[Collection entries]
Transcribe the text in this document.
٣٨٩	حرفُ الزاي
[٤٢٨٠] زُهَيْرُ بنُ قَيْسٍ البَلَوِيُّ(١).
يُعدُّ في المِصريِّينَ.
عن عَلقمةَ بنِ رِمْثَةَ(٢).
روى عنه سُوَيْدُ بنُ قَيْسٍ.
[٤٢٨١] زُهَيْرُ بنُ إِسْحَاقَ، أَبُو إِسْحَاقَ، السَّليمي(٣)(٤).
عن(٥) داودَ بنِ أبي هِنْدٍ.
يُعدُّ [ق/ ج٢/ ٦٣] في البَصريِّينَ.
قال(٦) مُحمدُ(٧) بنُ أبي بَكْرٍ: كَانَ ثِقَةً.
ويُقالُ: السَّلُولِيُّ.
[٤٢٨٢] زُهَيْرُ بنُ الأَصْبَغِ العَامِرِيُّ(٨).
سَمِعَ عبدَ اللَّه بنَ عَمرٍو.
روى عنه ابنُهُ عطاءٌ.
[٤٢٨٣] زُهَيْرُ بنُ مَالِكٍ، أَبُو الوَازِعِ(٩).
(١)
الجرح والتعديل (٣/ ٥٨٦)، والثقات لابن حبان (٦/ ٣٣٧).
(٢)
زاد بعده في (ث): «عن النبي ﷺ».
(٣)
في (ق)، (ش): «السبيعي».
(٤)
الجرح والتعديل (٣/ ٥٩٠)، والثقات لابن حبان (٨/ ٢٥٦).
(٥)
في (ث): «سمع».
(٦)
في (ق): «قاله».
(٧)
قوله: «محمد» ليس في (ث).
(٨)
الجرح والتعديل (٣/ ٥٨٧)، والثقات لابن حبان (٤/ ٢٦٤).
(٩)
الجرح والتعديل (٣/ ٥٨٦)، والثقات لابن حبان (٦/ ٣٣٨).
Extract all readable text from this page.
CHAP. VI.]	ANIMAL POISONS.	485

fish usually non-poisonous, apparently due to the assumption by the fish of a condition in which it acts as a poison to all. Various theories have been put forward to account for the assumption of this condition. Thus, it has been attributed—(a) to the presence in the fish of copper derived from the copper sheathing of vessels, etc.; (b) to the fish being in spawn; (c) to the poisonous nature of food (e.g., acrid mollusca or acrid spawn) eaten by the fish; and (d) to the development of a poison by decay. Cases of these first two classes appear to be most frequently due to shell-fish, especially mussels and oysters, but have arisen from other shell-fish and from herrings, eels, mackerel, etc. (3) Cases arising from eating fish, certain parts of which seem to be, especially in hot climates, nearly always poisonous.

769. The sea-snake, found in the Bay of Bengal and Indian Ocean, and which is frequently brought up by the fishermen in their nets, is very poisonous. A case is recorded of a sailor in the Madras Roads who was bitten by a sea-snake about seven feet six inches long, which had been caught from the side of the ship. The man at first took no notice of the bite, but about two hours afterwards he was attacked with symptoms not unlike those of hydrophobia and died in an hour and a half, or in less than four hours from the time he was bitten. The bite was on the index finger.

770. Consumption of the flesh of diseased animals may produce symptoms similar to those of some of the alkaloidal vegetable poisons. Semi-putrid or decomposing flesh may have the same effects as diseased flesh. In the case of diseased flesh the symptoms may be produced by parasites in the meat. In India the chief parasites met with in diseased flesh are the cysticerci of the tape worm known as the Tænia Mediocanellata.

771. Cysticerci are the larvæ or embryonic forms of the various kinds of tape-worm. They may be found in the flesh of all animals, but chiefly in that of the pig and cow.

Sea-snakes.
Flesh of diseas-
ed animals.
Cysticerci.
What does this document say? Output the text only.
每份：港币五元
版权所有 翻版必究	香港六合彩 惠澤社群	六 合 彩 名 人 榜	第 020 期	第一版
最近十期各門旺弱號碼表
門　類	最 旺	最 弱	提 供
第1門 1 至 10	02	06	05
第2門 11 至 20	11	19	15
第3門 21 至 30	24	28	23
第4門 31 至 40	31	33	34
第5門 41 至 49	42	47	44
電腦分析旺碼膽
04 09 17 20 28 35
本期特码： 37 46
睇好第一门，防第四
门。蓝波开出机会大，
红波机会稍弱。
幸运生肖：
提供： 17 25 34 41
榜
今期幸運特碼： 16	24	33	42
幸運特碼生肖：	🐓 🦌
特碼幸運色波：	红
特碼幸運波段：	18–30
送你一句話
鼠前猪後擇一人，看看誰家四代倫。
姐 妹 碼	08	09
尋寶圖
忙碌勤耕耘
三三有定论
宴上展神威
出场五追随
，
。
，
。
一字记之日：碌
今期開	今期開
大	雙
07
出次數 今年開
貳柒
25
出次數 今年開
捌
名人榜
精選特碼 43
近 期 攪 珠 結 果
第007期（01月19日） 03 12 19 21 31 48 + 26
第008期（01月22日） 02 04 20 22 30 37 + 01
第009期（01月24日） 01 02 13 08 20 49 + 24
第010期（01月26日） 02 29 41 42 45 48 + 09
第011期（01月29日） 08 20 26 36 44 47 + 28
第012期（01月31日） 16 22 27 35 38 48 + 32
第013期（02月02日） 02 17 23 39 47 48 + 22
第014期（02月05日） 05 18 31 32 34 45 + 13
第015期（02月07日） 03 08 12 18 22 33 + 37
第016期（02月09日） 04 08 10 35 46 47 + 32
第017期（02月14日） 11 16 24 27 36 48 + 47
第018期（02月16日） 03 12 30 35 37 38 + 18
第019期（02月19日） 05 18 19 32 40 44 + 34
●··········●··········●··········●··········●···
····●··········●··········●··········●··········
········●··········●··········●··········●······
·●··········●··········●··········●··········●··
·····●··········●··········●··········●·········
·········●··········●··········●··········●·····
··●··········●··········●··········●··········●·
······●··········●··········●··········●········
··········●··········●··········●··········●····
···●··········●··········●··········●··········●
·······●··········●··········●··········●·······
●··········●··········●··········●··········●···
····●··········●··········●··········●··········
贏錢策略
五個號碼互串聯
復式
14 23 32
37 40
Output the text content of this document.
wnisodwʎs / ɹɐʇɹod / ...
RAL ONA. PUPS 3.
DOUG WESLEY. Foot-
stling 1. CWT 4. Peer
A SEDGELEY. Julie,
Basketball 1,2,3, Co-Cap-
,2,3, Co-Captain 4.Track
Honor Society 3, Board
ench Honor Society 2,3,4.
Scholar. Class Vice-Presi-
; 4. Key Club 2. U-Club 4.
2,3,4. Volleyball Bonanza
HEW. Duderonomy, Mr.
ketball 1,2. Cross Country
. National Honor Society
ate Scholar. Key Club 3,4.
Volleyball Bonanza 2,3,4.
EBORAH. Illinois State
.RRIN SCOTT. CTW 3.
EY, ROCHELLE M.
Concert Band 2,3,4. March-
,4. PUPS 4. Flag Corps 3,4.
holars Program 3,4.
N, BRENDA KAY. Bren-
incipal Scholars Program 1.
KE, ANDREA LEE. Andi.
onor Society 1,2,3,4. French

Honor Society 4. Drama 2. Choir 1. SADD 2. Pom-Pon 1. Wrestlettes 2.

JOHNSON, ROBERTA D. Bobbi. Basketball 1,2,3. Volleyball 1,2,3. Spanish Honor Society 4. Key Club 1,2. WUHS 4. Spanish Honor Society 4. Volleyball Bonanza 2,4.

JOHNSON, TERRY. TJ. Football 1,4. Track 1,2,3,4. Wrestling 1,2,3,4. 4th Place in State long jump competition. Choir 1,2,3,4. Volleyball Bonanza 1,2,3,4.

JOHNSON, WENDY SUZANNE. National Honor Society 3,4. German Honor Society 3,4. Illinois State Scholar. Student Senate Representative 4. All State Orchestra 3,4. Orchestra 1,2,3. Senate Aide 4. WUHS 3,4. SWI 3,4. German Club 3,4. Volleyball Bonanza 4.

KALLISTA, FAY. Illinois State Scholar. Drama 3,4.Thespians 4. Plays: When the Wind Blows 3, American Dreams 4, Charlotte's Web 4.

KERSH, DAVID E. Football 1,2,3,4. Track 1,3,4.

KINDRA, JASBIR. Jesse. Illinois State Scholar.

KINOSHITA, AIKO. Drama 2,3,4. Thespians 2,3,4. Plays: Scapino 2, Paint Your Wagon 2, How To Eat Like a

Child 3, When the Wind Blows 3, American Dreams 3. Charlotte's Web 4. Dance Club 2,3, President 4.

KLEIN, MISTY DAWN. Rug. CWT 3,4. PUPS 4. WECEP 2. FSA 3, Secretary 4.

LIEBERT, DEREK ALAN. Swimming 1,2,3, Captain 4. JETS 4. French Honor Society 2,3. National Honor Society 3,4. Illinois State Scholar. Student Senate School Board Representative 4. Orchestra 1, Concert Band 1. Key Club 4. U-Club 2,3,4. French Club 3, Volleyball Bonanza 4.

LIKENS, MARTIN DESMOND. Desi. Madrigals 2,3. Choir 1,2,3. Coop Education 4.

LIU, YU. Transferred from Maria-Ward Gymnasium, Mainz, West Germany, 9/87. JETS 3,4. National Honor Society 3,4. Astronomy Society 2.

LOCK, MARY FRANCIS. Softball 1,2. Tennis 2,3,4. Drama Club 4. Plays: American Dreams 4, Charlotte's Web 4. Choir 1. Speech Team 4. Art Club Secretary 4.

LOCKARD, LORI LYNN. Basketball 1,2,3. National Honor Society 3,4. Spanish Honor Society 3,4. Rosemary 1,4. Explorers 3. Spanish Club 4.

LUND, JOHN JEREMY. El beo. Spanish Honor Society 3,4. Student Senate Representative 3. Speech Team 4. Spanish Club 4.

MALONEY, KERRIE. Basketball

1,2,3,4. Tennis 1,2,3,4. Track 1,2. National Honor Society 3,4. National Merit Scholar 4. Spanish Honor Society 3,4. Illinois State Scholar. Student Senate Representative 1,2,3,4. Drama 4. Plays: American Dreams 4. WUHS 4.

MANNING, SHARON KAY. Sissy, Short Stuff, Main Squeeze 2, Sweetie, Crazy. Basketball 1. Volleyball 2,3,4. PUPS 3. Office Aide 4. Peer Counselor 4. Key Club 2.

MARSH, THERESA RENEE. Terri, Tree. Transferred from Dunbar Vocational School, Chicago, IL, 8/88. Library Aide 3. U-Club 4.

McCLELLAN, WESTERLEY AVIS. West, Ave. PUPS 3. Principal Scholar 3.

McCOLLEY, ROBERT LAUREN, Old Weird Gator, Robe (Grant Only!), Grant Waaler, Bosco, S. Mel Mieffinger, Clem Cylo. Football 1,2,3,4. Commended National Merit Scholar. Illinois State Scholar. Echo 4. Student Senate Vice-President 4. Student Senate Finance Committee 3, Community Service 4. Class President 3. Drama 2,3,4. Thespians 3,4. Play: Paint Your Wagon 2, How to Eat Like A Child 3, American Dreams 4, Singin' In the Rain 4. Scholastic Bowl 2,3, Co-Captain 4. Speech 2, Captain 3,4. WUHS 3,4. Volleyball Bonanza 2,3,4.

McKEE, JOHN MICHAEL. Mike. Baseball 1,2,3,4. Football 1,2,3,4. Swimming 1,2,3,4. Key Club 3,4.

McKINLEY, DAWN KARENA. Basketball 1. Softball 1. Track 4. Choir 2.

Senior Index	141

> **EXERCISE OBJECTIVE**
All lines above with "Output" in them should be returned.

> **WORKED ANSWER**
What does this document say? Output the text only.
Output the text content of this document.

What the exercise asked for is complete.